→ Given records:
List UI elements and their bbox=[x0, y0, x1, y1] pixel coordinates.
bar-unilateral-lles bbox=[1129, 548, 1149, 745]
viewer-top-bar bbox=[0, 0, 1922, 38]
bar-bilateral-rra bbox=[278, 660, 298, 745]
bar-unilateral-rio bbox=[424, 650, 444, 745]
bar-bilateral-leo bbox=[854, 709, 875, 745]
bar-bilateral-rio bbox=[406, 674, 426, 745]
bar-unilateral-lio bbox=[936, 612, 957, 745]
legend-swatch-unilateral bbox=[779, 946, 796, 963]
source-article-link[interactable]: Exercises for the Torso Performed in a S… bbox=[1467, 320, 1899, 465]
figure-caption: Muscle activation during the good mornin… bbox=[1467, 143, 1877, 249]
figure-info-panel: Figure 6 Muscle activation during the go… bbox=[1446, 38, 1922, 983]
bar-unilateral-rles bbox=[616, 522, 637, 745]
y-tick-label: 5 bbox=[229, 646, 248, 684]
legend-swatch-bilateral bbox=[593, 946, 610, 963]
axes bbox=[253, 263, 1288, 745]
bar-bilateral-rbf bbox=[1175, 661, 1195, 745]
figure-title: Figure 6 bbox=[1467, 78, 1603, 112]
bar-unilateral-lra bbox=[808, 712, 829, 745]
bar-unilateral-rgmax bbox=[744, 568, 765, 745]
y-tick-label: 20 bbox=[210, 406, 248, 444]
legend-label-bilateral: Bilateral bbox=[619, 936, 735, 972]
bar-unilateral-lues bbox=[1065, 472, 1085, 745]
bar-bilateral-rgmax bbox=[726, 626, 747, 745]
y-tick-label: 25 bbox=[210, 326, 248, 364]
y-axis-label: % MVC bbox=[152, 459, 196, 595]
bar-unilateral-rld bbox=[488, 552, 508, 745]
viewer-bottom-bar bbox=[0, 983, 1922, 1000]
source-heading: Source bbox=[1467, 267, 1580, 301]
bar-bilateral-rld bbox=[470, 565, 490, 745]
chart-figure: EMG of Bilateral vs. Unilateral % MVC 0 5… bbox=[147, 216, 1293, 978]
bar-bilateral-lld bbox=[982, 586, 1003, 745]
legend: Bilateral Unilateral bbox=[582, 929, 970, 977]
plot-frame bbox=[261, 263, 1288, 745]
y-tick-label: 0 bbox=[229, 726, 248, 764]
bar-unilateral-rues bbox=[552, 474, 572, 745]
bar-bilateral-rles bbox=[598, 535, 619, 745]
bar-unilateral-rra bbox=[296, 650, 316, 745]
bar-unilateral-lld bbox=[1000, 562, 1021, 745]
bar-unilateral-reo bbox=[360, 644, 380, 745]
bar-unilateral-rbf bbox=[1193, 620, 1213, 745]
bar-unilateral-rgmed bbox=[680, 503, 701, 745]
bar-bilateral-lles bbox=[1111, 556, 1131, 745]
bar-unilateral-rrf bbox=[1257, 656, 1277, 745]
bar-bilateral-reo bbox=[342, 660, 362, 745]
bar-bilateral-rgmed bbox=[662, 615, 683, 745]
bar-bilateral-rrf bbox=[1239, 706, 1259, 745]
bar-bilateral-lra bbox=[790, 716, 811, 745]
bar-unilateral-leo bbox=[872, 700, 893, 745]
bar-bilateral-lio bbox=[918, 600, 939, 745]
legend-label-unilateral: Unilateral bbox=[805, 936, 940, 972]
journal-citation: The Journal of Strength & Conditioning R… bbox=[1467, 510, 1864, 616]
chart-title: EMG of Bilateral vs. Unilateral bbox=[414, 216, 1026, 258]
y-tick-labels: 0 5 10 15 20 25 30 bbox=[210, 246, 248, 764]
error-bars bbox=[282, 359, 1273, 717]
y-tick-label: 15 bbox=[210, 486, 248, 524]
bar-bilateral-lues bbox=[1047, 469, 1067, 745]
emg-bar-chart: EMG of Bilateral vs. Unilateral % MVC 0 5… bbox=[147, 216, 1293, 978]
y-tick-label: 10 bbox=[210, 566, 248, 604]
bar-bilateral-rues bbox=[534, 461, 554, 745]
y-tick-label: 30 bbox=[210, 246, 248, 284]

→ To be done: Reproduce the listing above line for line, without altering a single character.

→ Task output:
List UI elements and their bbox=[x0, y0, x1, y1] pixel coordinates.
bar-unilateral-lles bbox=[1129, 548, 1149, 745]
viewer-top-bar bbox=[0, 0, 1922, 38]
bar-bilateral-rra bbox=[278, 660, 298, 745]
bar-unilateral-rio bbox=[424, 650, 444, 745]
bar-bilateral-leo bbox=[854, 709, 875, 745]
bar-bilateral-rio bbox=[406, 674, 426, 745]
bar-unilateral-lio bbox=[936, 612, 957, 745]
legend-swatch-unilateral bbox=[779, 946, 796, 963]
source-article-link[interactable]: Exercises for the Torso Performed in a S… bbox=[1467, 320, 1899, 465]
figure-caption: Muscle activation during the good mornin… bbox=[1467, 143, 1877, 249]
figure-info-panel: Figure 6 Muscle activation during the go… bbox=[1446, 38, 1922, 983]
bar-unilateral-rles bbox=[616, 522, 637, 745]
y-tick-label: 5 bbox=[229, 646, 248, 684]
legend-swatch-bilateral bbox=[593, 946, 610, 963]
axes bbox=[253, 263, 1288, 745]
bar-bilateral-rbf bbox=[1175, 661, 1195, 745]
figure-title: Figure 6 bbox=[1467, 78, 1603, 112]
bar-unilateral-lra bbox=[808, 712, 829, 745]
bar-unilateral-rgmax bbox=[744, 568, 765, 745]
y-tick-label: 20 bbox=[210, 406, 248, 444]
legend-label-bilateral: Bilateral bbox=[619, 936, 735, 972]
bar-unilateral-lues bbox=[1065, 472, 1085, 745]
bar-bilateral-rgmax bbox=[726, 626, 747, 745]
y-tick-label: 25 bbox=[210, 326, 248, 364]
y-axis-label: % MVC bbox=[152, 459, 196, 595]
bar-unilateral-rld bbox=[488, 552, 508, 745]
viewer-bottom-bar bbox=[0, 983, 1922, 1000]
source-heading: Source bbox=[1467, 267, 1580, 301]
bar-bilateral-rld bbox=[470, 565, 490, 745]
chart-figure: EMG of Bilateral vs. Unilateral % MVC 0 5… bbox=[147, 216, 1293, 978]
bar-bilateral-lld bbox=[982, 586, 1003, 745]
legend: Bilateral Unilateral bbox=[582, 929, 970, 977]
plot-frame bbox=[261, 263, 1288, 745]
y-tick-label: 0 bbox=[229, 726, 248, 764]
bar-unilateral-rues bbox=[552, 474, 572, 745]
bar-bilateral-rles bbox=[598, 535, 619, 745]
bar-unilateral-rra bbox=[296, 650, 316, 745]
bar-unilateral-lld bbox=[1000, 562, 1021, 745]
bar-unilateral-reo bbox=[360, 644, 380, 745]
bar-unilateral-rbf bbox=[1193, 620, 1213, 745]
bar-unilateral-rgmed bbox=[680, 503, 701, 745]
bar-bilateral-lles bbox=[1111, 556, 1131, 745]
bar-unilateral-rrf bbox=[1257, 656, 1277, 745]
bar-bilateral-reo bbox=[342, 660, 362, 745]
bar-bilateral-rgmed bbox=[662, 615, 683, 745]
bar-bilateral-rrf bbox=[1239, 706, 1259, 745]
bar-bilateral-lra bbox=[790, 716, 811, 745]
bar-unilateral-leo bbox=[872, 700, 893, 745]
bar-bilateral-lio bbox=[918, 600, 939, 745]
legend-label-unilateral: Unilateral bbox=[805, 936, 940, 972]
journal-citation: The Journal of Strength & Conditioning R… bbox=[1467, 510, 1864, 616]
chart-title: EMG of Bilateral vs. Unilateral bbox=[414, 216, 1026, 258]
y-tick-labels: 0 5 10 15 20 25 30 bbox=[210, 246, 248, 764]
error-bars bbox=[282, 359, 1273, 717]
y-tick-label: 15 bbox=[210, 486, 248, 524]
bar-bilateral-lues bbox=[1047, 469, 1067, 745]
emg-bar-chart: EMG of Bilateral vs. Unilateral % MVC 0 5… bbox=[147, 216, 1293, 978]
y-tick-label: 10 bbox=[210, 566, 248, 604]
bar-bilateral-rues bbox=[534, 461, 554, 745]
y-tick-label: 30 bbox=[210, 246, 248, 284]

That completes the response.